OBJECTIVE :: Search the material for the string "toàn", then return every line where it is found.

··· THE INPUT

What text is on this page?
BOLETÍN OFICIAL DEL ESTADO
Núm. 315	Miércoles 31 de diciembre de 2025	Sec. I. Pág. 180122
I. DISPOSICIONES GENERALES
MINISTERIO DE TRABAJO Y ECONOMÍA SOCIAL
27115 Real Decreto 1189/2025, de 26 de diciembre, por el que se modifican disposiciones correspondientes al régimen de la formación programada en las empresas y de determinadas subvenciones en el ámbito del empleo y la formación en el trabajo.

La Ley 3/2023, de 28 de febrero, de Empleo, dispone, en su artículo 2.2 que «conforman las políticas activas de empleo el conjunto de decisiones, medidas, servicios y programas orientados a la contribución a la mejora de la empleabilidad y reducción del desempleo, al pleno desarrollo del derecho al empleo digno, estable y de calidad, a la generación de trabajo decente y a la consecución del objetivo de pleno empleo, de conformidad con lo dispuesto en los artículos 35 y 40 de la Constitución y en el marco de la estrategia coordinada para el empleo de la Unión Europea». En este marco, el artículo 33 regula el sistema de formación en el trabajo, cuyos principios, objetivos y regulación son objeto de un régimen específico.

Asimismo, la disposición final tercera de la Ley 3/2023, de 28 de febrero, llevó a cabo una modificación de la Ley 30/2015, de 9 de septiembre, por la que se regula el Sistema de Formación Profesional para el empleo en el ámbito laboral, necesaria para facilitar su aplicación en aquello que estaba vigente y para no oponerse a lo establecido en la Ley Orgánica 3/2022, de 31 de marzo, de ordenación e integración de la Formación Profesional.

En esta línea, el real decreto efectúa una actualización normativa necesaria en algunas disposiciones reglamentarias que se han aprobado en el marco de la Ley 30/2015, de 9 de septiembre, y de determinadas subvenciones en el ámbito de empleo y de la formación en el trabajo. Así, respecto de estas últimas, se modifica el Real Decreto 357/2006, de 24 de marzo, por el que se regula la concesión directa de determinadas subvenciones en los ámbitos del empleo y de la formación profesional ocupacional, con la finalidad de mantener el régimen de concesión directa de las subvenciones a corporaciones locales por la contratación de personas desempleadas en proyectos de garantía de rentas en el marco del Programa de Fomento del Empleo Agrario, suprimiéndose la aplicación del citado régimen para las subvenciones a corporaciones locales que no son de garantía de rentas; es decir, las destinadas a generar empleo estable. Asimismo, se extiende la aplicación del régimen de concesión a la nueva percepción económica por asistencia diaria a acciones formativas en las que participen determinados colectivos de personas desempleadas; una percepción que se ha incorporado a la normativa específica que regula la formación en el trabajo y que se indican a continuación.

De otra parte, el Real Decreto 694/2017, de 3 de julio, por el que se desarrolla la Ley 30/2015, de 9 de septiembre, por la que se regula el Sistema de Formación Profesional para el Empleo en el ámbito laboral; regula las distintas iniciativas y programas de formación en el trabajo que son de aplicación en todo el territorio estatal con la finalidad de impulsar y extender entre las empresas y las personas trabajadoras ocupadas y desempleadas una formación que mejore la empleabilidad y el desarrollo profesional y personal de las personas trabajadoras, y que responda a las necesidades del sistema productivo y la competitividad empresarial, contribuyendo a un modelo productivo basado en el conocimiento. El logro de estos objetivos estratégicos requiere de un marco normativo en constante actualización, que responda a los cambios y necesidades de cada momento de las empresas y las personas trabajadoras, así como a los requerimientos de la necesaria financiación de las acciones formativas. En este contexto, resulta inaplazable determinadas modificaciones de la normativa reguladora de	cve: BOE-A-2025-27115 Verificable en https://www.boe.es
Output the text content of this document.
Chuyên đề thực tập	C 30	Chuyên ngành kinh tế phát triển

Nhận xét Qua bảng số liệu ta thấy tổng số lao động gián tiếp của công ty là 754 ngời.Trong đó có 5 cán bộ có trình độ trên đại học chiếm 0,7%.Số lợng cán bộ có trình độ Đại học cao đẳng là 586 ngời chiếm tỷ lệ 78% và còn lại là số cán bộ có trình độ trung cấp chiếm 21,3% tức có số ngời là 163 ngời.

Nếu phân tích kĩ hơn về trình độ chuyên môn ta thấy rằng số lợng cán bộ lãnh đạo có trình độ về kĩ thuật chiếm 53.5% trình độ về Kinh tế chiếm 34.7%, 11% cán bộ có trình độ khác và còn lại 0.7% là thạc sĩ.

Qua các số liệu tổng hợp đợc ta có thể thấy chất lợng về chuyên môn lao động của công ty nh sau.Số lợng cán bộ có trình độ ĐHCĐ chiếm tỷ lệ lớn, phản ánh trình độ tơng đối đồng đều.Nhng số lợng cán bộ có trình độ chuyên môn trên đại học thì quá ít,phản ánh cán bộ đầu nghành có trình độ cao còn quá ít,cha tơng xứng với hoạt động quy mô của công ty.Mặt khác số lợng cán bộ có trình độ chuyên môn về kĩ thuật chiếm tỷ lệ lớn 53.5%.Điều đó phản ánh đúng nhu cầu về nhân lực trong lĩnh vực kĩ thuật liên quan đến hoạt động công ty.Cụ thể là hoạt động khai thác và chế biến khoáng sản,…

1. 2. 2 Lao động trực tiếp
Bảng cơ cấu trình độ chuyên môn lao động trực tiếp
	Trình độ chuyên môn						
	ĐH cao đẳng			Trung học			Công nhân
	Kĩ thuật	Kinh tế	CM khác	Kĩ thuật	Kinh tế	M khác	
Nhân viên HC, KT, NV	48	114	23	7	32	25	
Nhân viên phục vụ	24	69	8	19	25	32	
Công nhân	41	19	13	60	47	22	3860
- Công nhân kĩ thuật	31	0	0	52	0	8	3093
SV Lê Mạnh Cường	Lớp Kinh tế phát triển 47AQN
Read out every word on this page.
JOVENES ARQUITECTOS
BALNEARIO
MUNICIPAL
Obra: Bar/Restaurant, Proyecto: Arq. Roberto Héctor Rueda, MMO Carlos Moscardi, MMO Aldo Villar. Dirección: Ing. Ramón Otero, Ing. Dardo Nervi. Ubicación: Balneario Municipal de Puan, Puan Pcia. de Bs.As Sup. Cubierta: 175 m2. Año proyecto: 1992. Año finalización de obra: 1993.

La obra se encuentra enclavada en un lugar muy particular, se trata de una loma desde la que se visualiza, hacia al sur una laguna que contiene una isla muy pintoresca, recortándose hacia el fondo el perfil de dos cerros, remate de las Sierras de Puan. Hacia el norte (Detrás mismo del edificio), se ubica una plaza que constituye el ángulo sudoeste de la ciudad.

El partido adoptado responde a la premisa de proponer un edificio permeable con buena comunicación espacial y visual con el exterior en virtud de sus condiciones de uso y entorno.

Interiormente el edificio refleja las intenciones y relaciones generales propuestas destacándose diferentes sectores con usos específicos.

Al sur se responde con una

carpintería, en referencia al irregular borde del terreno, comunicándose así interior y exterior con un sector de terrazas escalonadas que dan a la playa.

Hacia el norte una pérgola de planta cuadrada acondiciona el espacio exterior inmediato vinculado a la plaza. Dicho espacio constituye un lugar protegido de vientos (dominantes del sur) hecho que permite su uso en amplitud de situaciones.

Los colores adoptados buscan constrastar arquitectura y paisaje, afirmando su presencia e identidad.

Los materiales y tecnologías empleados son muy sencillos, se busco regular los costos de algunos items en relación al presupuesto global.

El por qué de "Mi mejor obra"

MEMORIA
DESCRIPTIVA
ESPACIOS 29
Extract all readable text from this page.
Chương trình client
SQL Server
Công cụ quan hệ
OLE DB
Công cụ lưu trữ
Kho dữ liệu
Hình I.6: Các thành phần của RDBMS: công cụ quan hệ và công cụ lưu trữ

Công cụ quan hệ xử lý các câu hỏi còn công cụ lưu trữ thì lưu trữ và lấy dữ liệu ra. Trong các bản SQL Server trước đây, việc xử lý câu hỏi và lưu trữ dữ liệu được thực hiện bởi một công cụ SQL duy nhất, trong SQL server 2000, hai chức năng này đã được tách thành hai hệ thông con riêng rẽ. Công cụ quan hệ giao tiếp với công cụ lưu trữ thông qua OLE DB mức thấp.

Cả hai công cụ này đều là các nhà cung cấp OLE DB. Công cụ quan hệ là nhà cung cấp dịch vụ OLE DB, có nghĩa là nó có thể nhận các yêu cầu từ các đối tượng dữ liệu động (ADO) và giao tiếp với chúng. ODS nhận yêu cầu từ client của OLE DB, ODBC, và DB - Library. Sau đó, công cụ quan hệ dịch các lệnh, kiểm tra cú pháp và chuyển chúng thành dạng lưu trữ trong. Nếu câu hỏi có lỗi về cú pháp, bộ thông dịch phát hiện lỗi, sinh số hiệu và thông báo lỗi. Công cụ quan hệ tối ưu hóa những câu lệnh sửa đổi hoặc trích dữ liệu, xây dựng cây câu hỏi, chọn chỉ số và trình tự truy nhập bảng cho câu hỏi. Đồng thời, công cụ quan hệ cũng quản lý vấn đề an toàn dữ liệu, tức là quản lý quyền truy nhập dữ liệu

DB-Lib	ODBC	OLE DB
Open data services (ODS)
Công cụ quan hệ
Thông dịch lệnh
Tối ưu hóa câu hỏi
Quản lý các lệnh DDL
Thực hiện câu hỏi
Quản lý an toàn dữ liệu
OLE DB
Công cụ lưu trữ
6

······

OUTPUT OF THE EXERCISE ::
Cả hai công cụ này đều là các nhà cung cấp OLE DB. Công cụ quan hệ là nhà cung cấp dịch vụ OLE DB, có nghĩa là nó có thể nhận các yêu cầu từ các đối tượng dữ liệu động (ADO) và giao tiếp với chúng. ODS nhận yêu cầu từ client của OLE DB, ODBC, và DB - Library. Sau đó, công cụ quan hệ dịch các lệnh, kiểm tra cú pháp và chuyển chúng thành dạng lưu trữ trong. Nếu câu hỏi có lỗi về cú pháp, bộ thông dịch phát hiện lỗi, sinh số hiệu và thông báo lỗi. Công cụ quan hệ tối ưu hóa những câu lệnh sửa đổi hoặc trích dữ liệu, xây dựng cây câu hỏi, chọn chỉ số và trình tự truy nhập bảng cho câu hỏi. Đồng thời, công cụ quan hệ cũng quản lý vấn đề an toàn dữ liệu, tức là quản lý quyền truy nhập dữ liệu
Quản lý an toàn dữ liệu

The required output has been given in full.